Given information —
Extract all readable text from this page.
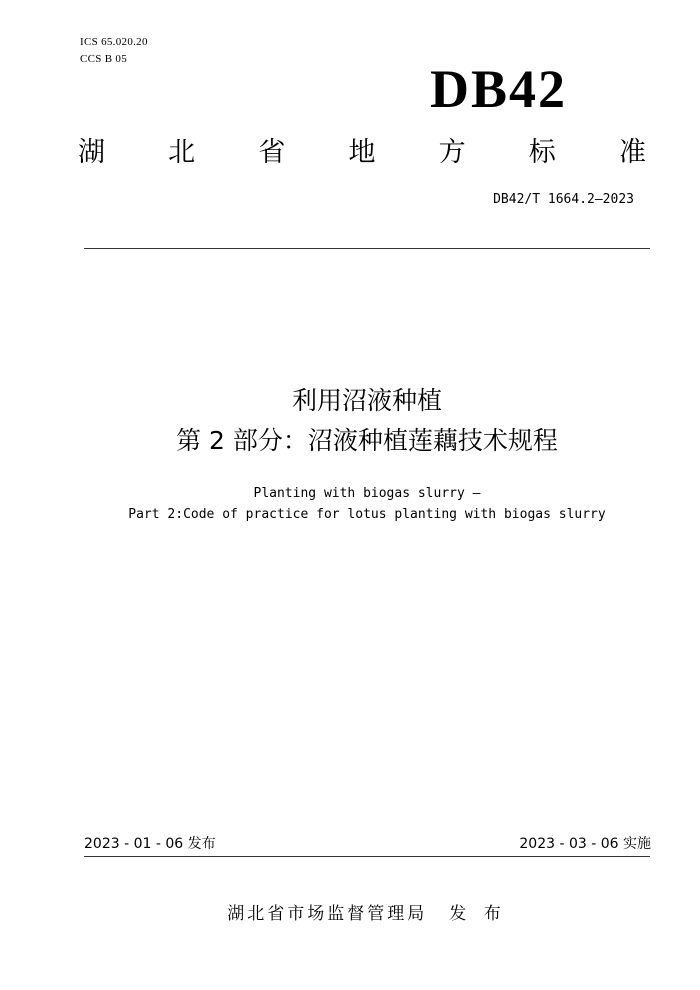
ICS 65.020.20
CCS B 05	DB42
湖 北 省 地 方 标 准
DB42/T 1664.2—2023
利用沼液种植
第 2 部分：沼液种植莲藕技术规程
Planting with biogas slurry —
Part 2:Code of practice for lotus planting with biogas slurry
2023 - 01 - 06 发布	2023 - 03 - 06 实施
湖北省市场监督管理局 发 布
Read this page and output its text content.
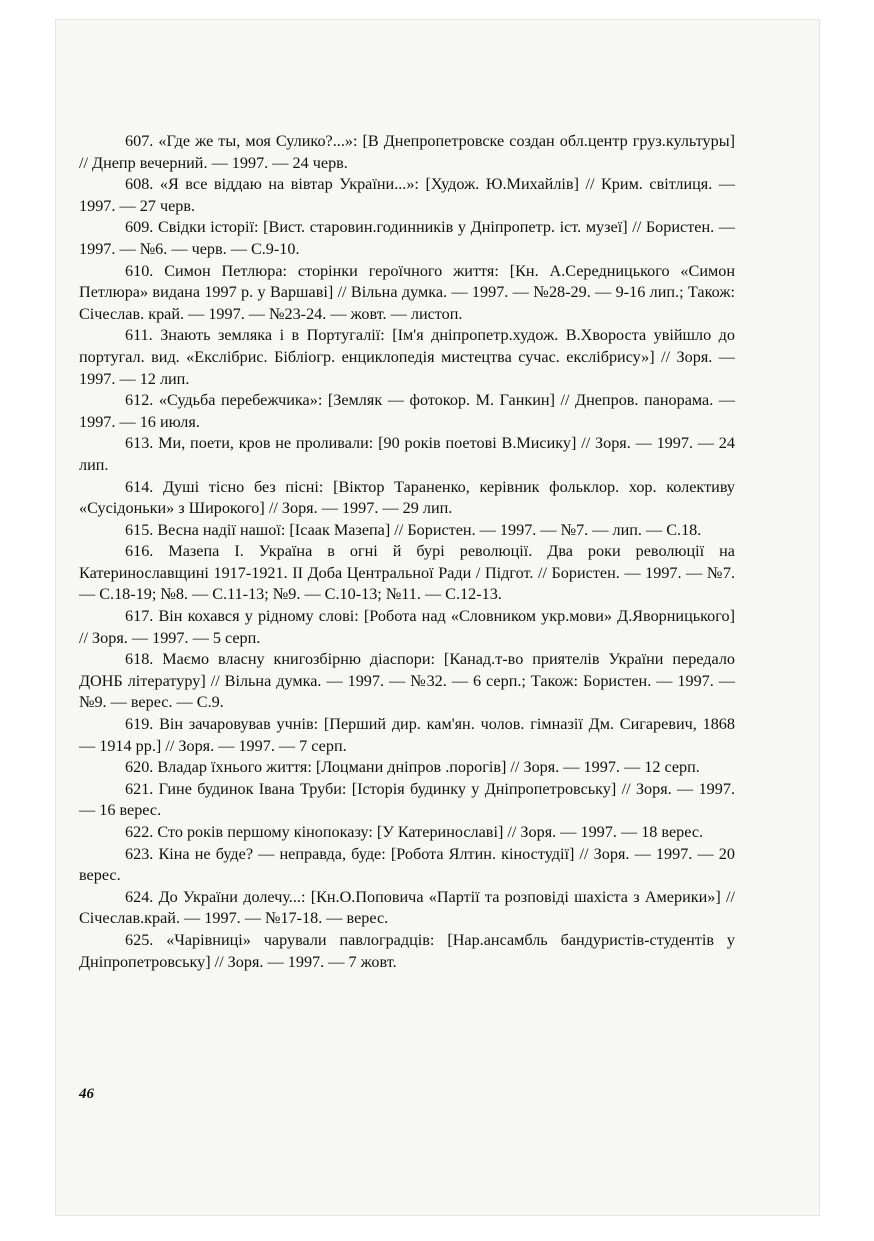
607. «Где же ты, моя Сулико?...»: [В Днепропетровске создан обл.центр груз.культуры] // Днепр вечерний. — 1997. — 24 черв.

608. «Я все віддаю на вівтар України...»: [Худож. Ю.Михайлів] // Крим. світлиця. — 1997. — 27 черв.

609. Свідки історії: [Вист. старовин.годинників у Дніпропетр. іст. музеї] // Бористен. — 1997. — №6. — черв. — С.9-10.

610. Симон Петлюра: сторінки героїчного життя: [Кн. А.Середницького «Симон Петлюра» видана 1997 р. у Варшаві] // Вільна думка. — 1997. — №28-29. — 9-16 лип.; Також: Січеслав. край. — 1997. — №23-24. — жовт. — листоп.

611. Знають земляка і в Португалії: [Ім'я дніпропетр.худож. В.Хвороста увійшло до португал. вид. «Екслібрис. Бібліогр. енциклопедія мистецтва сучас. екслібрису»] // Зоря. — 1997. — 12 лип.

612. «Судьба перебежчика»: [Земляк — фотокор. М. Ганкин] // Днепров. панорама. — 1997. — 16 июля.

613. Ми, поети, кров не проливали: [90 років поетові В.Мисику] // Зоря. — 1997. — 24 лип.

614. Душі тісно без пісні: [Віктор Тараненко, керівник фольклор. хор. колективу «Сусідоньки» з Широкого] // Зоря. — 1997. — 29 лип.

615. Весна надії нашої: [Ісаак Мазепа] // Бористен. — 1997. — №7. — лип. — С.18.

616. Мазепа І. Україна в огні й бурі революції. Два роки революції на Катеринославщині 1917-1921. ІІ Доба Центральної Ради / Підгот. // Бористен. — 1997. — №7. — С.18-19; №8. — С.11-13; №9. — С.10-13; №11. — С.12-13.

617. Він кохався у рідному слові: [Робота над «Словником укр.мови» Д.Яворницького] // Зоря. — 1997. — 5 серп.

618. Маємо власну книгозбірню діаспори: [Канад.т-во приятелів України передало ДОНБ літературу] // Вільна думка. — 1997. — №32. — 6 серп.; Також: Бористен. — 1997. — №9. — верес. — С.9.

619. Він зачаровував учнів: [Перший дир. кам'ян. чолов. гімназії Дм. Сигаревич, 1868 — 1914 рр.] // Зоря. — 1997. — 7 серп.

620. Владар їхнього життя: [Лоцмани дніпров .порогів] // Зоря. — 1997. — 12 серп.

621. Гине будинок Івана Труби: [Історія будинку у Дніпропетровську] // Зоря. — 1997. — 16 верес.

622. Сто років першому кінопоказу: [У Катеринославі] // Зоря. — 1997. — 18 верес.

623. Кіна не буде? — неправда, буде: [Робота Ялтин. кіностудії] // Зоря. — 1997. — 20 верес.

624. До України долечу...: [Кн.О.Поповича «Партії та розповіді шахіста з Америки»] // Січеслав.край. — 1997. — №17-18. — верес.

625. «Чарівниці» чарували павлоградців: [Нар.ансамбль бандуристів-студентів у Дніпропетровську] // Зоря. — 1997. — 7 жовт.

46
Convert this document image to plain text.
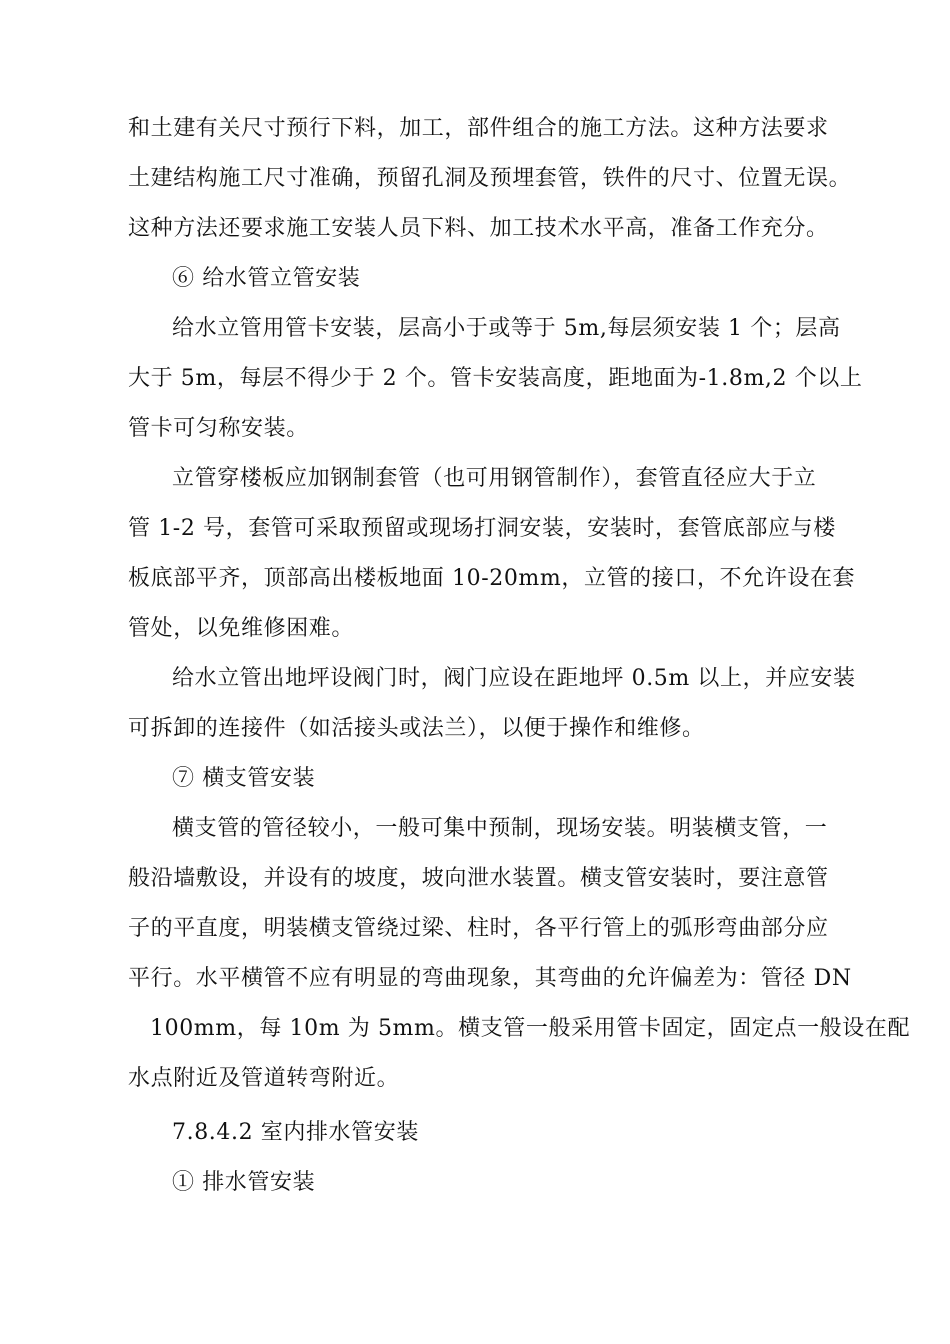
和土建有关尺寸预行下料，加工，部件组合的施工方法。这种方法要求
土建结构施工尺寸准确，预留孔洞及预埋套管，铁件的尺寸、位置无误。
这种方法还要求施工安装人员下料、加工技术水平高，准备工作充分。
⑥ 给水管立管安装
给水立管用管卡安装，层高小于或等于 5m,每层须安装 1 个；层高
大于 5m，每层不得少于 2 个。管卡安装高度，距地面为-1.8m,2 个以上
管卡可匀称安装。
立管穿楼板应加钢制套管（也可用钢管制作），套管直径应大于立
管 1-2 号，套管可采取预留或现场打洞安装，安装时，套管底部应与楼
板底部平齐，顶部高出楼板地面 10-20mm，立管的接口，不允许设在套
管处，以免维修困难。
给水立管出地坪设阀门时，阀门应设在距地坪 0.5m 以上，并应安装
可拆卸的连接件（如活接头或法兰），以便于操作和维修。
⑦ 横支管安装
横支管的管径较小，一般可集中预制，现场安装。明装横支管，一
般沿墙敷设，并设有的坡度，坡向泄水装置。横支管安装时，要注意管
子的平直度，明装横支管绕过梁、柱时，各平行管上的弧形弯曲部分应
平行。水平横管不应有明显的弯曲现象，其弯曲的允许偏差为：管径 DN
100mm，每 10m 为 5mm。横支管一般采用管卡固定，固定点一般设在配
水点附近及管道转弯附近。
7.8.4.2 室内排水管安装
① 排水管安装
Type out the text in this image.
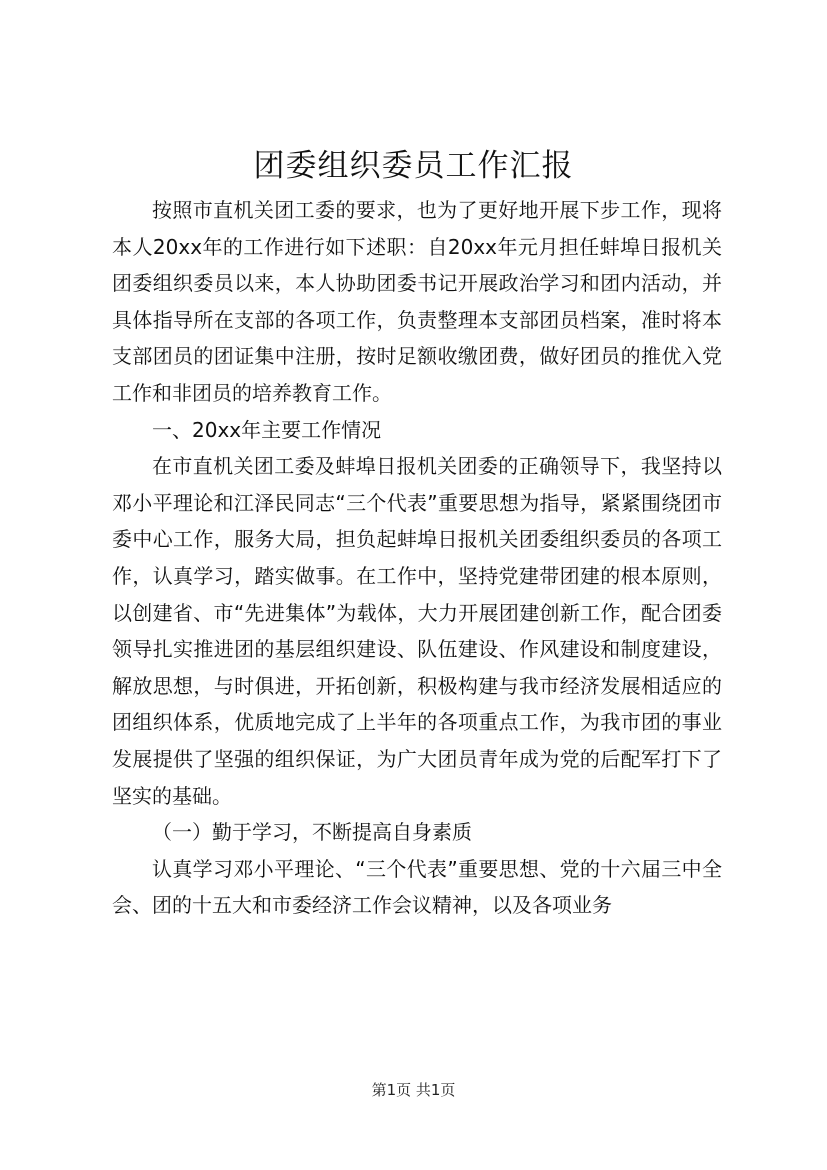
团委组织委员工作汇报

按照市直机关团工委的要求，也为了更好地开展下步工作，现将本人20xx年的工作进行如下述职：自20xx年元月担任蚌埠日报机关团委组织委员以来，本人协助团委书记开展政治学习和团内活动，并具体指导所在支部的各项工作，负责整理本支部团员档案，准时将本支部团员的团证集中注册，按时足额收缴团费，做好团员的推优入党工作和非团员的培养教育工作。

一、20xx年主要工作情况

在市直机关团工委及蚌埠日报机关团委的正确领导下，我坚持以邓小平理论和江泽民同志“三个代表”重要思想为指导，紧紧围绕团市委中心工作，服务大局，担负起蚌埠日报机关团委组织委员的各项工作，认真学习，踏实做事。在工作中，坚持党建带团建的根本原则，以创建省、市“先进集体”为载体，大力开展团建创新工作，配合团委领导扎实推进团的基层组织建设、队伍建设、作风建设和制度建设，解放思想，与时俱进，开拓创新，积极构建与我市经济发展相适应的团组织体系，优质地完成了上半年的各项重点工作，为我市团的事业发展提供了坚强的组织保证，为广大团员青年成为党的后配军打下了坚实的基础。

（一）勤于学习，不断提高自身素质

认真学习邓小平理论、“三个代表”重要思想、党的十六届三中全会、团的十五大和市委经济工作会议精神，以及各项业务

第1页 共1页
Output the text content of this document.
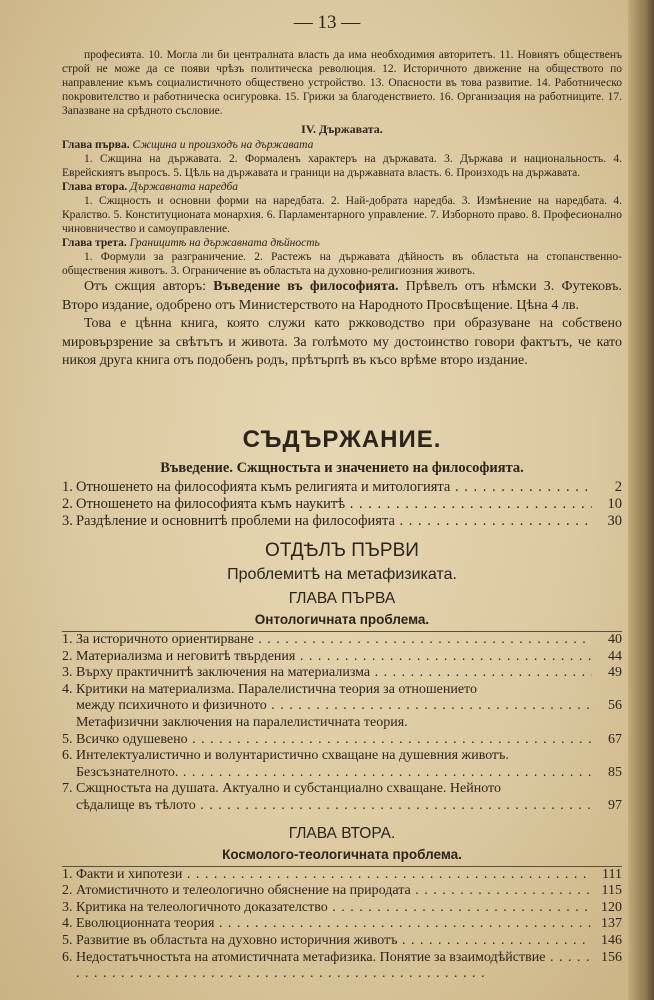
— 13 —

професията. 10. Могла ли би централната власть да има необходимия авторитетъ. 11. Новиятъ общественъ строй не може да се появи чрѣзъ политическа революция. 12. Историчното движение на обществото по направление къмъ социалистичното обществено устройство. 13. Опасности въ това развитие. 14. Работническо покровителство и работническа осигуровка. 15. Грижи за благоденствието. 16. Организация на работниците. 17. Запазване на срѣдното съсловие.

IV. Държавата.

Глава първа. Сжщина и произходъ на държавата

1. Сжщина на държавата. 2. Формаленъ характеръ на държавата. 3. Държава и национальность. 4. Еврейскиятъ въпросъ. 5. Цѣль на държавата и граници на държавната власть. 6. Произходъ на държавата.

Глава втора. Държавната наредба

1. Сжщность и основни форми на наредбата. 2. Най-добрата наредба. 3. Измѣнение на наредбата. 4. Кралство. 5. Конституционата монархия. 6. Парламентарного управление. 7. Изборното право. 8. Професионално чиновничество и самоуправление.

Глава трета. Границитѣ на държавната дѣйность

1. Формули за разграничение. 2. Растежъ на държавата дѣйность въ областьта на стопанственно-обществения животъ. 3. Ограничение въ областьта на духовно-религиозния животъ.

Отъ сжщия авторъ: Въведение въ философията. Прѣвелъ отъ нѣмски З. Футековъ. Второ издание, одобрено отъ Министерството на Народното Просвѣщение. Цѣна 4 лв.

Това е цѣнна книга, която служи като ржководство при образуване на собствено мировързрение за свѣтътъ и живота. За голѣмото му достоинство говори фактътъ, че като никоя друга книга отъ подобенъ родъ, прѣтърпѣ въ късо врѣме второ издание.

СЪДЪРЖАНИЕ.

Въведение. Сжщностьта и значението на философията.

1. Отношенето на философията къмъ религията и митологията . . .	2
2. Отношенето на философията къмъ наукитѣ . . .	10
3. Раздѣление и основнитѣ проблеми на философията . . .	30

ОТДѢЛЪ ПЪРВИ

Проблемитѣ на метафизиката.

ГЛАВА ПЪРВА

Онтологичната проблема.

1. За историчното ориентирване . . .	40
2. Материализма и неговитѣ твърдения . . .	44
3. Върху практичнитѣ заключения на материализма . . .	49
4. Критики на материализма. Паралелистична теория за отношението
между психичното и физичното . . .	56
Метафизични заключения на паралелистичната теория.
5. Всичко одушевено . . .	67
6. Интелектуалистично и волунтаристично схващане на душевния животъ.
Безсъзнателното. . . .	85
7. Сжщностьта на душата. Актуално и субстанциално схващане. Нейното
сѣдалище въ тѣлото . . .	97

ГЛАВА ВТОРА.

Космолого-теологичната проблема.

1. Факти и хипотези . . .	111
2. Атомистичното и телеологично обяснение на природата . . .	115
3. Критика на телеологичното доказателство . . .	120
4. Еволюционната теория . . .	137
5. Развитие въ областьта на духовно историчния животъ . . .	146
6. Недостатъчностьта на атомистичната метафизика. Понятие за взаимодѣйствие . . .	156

What to work on —
Copy out each line of the records that holds the string "biogas".

Task solution —
Planting with biogas slurry —
Part 2:Code of practice for lotus planting with biogas slurry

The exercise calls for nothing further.